= Your objective =
Copy all lines in which the word "редакции" can be found.

= Dataset rows =
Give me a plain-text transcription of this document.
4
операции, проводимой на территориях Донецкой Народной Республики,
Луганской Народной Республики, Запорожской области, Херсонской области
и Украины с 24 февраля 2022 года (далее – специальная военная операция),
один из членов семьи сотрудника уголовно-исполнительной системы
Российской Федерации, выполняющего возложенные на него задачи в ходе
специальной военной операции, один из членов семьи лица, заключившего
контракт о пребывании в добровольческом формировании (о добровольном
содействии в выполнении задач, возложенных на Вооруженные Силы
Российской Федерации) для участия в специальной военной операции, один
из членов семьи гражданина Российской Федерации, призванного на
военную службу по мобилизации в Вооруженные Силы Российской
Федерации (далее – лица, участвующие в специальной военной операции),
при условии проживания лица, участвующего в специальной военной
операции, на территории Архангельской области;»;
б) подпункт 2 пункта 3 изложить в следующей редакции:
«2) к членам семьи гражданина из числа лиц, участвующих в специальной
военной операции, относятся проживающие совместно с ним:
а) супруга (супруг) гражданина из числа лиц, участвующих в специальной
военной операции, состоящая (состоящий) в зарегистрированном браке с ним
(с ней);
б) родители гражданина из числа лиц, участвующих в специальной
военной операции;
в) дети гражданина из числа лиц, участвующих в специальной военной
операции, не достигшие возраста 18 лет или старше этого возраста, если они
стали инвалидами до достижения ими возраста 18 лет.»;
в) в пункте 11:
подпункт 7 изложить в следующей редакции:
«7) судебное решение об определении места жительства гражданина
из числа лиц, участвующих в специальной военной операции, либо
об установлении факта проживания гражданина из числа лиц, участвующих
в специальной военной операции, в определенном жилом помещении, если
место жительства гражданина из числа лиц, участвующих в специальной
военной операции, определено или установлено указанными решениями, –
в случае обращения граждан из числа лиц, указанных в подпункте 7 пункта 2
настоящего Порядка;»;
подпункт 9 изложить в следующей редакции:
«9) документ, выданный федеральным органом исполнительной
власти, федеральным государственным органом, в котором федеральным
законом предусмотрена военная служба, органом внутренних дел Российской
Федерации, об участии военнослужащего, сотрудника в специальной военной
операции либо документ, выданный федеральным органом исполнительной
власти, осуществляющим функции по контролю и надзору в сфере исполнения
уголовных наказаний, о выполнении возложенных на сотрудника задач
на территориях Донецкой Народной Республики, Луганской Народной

==

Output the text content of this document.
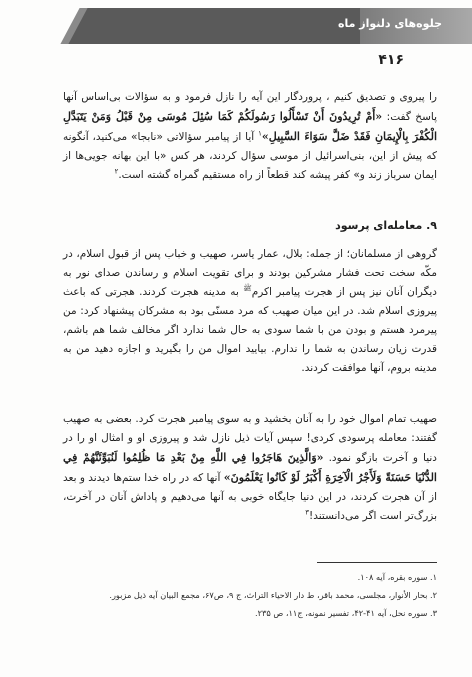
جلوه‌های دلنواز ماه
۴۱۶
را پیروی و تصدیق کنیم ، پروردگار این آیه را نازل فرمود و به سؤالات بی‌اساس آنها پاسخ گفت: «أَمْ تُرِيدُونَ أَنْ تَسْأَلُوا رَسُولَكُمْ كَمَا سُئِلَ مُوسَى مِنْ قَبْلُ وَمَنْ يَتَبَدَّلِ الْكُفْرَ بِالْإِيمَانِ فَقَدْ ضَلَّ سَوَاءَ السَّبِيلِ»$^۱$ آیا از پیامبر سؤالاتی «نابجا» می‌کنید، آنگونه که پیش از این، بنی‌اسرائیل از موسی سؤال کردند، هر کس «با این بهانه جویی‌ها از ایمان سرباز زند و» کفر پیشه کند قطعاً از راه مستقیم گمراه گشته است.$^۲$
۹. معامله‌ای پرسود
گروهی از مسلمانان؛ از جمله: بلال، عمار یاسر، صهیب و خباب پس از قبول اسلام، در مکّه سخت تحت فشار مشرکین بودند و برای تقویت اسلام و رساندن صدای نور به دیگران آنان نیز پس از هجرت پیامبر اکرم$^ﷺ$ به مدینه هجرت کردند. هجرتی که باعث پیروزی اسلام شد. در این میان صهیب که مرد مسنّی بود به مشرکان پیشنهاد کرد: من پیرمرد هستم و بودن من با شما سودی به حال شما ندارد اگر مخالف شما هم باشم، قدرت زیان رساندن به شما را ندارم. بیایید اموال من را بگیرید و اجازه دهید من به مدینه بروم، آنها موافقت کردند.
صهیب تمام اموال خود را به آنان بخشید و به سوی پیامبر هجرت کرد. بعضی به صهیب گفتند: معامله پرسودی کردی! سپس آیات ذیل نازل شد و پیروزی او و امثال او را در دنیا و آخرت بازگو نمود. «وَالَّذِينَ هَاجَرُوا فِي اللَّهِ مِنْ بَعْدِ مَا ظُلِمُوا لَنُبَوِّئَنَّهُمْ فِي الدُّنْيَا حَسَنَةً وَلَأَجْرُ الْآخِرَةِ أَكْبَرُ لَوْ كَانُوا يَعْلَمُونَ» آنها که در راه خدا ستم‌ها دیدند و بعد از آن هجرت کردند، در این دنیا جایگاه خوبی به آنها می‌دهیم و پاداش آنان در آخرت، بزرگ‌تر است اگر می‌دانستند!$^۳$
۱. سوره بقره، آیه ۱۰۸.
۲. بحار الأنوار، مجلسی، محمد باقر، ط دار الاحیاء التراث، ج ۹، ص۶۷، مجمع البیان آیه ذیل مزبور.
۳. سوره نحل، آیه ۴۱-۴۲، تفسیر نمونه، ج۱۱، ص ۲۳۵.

= Solution to this task =
б) подпункт 2 пункта 3 изложить в следующей редакции:
подпункт 7 изложить в следующей редакции:
подпункт 9 изложить в следующей редакции:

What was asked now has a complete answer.